Report the number of lines that include "this", with no additional text.

(Excerpts from a figure dataset)
-=-=-=-=-

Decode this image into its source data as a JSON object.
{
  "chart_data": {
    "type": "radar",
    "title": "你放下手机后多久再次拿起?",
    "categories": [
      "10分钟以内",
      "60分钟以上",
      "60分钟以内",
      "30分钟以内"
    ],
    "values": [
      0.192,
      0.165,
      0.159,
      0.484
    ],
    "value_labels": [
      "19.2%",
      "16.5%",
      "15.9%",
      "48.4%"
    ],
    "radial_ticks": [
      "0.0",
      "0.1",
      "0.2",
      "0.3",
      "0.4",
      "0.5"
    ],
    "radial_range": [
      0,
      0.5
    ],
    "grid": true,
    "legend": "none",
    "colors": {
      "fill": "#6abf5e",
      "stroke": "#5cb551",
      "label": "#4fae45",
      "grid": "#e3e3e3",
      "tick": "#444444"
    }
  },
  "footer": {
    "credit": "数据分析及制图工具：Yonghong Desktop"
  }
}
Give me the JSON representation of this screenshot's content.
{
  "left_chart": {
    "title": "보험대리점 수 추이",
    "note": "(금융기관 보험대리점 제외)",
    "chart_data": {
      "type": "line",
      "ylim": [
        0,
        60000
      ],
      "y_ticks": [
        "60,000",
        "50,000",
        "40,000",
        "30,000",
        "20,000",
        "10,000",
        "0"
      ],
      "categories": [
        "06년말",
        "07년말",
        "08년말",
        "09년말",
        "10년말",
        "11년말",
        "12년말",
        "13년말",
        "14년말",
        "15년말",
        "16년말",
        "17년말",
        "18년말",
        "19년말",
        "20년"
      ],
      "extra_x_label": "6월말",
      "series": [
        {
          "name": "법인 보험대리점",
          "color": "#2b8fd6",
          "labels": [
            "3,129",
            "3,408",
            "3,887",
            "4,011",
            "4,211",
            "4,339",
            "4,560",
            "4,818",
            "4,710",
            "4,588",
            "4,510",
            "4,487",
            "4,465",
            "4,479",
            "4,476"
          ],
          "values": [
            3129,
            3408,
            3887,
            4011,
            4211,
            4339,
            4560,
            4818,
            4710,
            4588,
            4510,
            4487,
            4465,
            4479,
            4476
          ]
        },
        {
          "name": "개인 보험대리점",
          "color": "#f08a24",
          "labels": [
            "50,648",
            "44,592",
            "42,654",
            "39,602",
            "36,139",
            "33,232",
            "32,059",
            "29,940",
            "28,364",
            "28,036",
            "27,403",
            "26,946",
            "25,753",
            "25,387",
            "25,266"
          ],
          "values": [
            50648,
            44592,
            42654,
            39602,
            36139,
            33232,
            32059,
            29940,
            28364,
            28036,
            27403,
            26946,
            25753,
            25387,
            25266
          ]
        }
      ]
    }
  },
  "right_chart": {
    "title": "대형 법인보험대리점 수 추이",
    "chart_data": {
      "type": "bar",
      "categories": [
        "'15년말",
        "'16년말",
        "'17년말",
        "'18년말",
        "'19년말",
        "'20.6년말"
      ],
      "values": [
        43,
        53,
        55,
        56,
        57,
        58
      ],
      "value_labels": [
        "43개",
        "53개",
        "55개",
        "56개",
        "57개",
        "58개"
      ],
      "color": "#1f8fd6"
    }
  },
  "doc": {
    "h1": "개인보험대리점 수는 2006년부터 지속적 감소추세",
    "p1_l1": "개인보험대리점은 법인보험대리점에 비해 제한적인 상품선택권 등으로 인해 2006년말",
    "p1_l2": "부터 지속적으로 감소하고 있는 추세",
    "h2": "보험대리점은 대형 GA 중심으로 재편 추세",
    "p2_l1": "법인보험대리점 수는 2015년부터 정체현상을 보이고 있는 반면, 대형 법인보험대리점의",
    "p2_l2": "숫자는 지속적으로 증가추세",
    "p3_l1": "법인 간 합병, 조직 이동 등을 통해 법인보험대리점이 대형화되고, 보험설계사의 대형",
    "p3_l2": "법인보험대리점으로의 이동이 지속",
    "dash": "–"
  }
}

-=-=-=-=-

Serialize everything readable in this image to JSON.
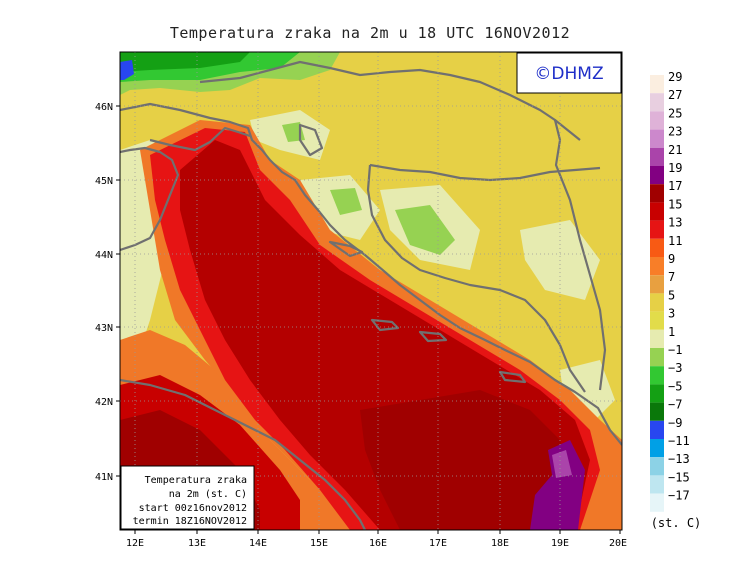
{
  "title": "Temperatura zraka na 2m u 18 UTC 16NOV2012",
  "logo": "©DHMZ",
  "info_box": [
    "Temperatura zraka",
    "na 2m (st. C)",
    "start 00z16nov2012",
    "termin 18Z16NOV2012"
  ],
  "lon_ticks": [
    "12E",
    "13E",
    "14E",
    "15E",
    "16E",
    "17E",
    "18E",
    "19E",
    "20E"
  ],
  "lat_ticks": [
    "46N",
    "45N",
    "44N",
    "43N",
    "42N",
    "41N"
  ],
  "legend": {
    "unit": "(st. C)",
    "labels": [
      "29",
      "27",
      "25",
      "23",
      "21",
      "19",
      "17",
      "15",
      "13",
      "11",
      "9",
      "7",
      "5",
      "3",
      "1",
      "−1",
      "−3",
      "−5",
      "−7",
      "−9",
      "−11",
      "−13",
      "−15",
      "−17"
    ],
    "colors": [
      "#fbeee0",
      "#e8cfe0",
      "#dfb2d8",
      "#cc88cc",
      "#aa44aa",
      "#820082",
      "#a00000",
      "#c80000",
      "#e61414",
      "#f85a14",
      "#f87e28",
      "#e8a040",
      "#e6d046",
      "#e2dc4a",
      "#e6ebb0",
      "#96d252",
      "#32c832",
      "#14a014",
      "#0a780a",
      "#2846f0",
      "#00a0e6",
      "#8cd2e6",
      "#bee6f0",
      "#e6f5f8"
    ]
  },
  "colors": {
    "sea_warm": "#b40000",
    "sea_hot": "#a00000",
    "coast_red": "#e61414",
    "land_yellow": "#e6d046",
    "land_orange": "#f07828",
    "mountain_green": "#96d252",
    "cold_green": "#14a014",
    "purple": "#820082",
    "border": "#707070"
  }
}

-=-=-=-=-

Answer to the exercise: 3